• Written exercise: Write out the entries verbatim and leave the images out of the copy.

________________________

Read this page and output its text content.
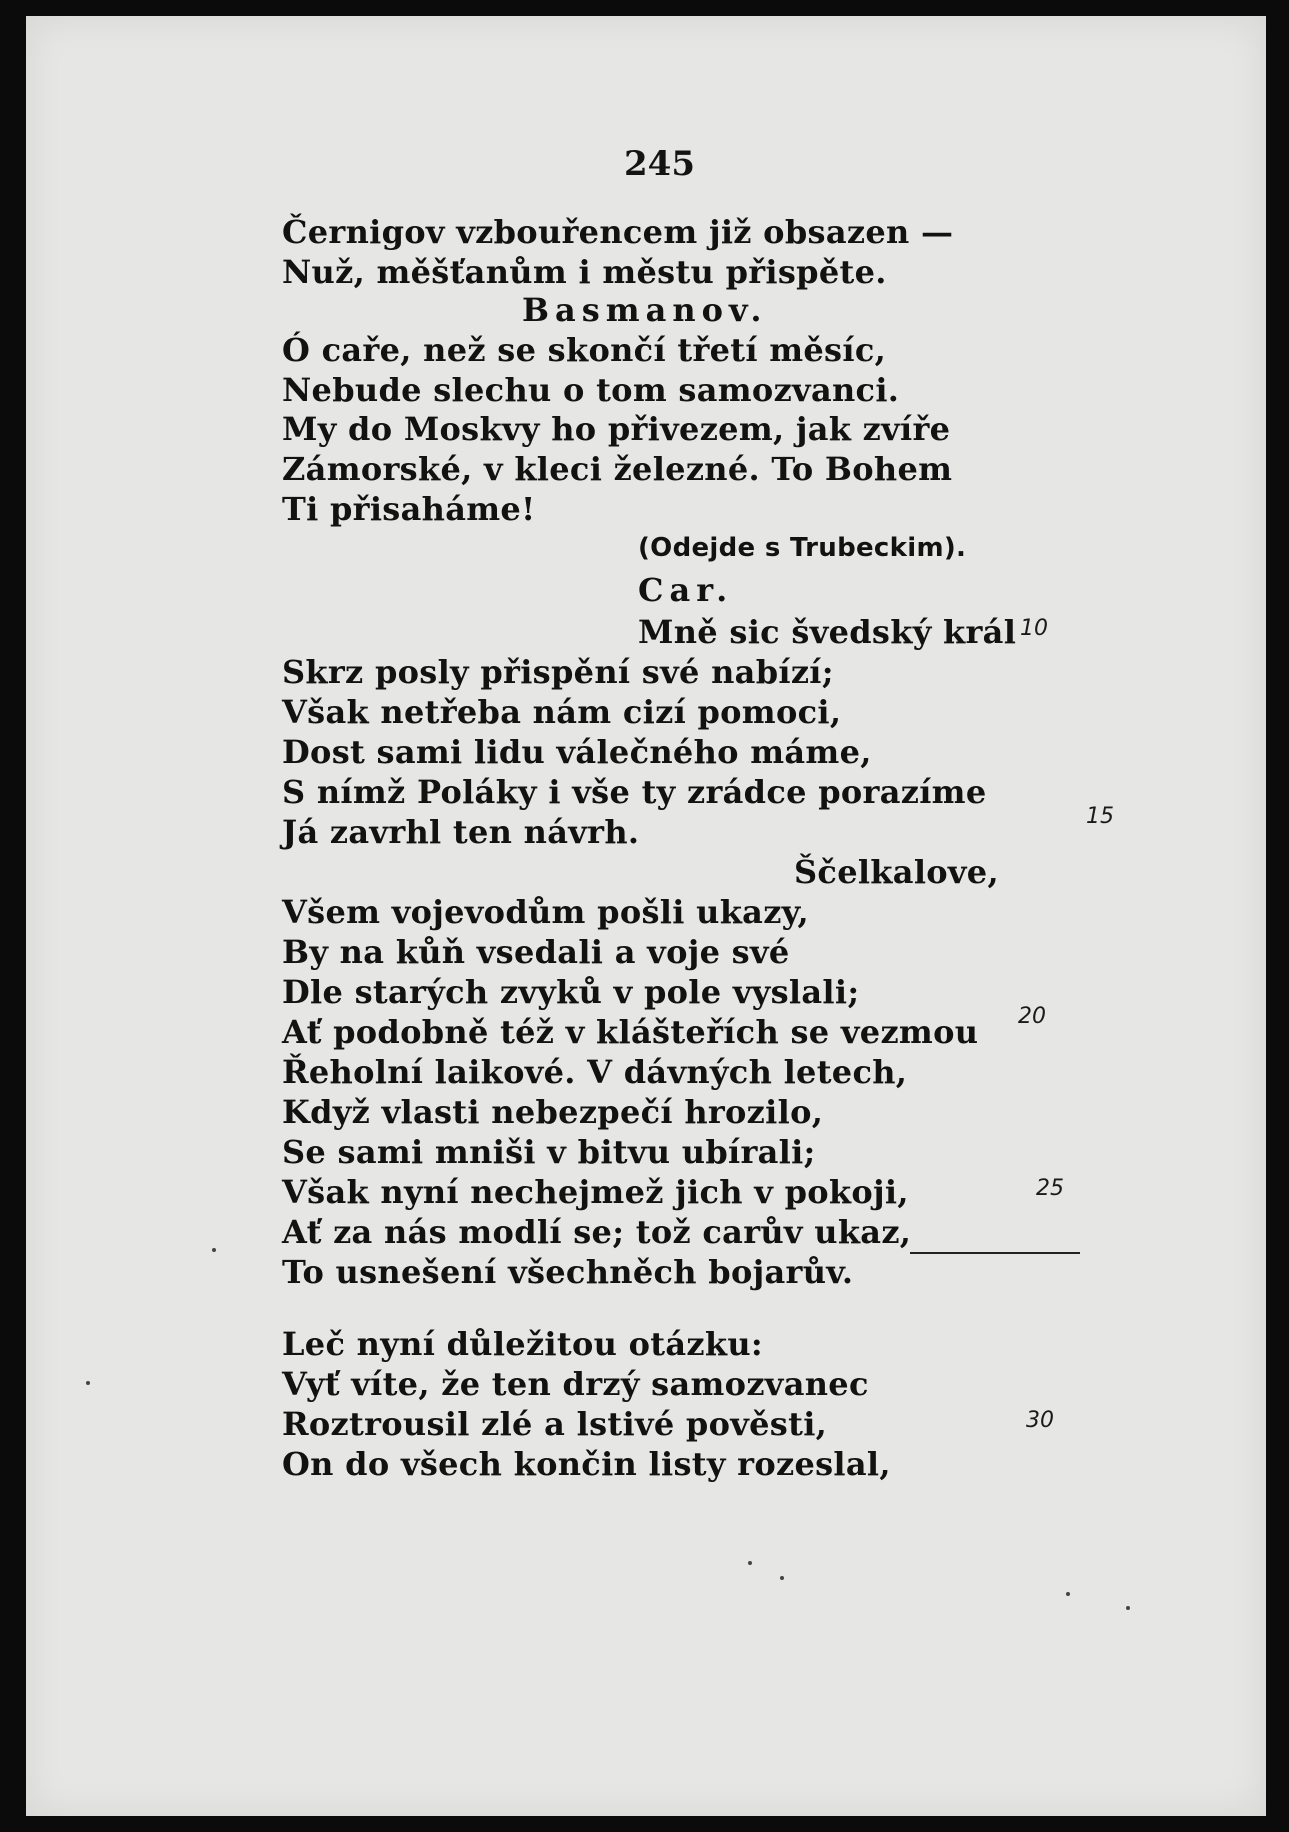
245
Černigov vzbouřencem již obsazen —
Nuž, měšťanům i městu přispěte.
Basmanov.
Ó caře, než se skončí třetí měsíc,
Nebude slechu o tom samozvanci.
My do Moskvy ho přivezem, jak zvíře
Zámorské, v kleci železné. To Bohem
Ti přisaháme!
(Odejde s Trubeckim).
Car.
Mně sic švedský král
Skrz posly přispění své nabízí;
Však netřeba nám cizí pomoci,
Dost sami lidu válečného máme,
S nímž Poláky i vše ty zrádce porazíme
Já zavrhl ten návrh.
Ščelkalove,
Všem vojevodům pošli ukazy,
By na kůň vsedali a voje své
Dle starých zvyků v pole vyslali;
Ať podobně též v klášteřích se vezmou
Řeholní laikové. V dávných letech,
Když vlasti nebezpečí hrozilo,
Se sami mniši v bitvu ubírali;
Však nyní nechejmež jich v pokoji,
Ať za nás modlí se; tož carův ukaz,
To usnešení všechněch bojarův.
Leč nyní důležitou otázku:
Vyť víte, že ten drzý samozvanec
Roztrousil zlé a lstivé pověsti,
On do všech končin listy rozeslal,
10
15
20
25
30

________________________

• Exercise response:
Read this page and output its text content.
245
Černigov vzbouřencem již obsazen —
Nuž, měšťanům i městu přispěte.
Basmanov.
Ó caře, než se skončí třetí měsíc,
Nebude slechu o tom samozvanci.
My do Moskvy ho přivezem, jak zvíře
Zámorské, v kleci železné. To Bohem
Ti přisaháme!
(Odejde s Trubeckim).
Car.
Mně sic švedský král
Skrz posly přispění své nabízí;
Však netřeba nám cizí pomoci,
Dost sami lidu válečného máme,
S nímž Poláky i vše ty zrádce porazíme
Já zavrhl ten návrh.
Ščelkalove,
Všem vojevodům pošli ukazy,
By na kůň vsedali a voje své
Dle starých zvyků v pole vyslali;
Ať podobně též v klášteřích se vezmou
Řeholní laikové. V dávných letech,
Když vlasti nebezpečí hrozilo,
Se sami mniši v bitvu ubírali;
Však nyní nechejmež jich v pokoji,
Ať za nás modlí se; tož carův ukaz,
To usnešení všechněch bojarův.
Leč nyní důležitou otázku:
Vyť víte, že ten drzý samozvanec
Roztrousil zlé a lstivé pověsti,
On do všech končin listy rozeslal,
10
15
20
25
30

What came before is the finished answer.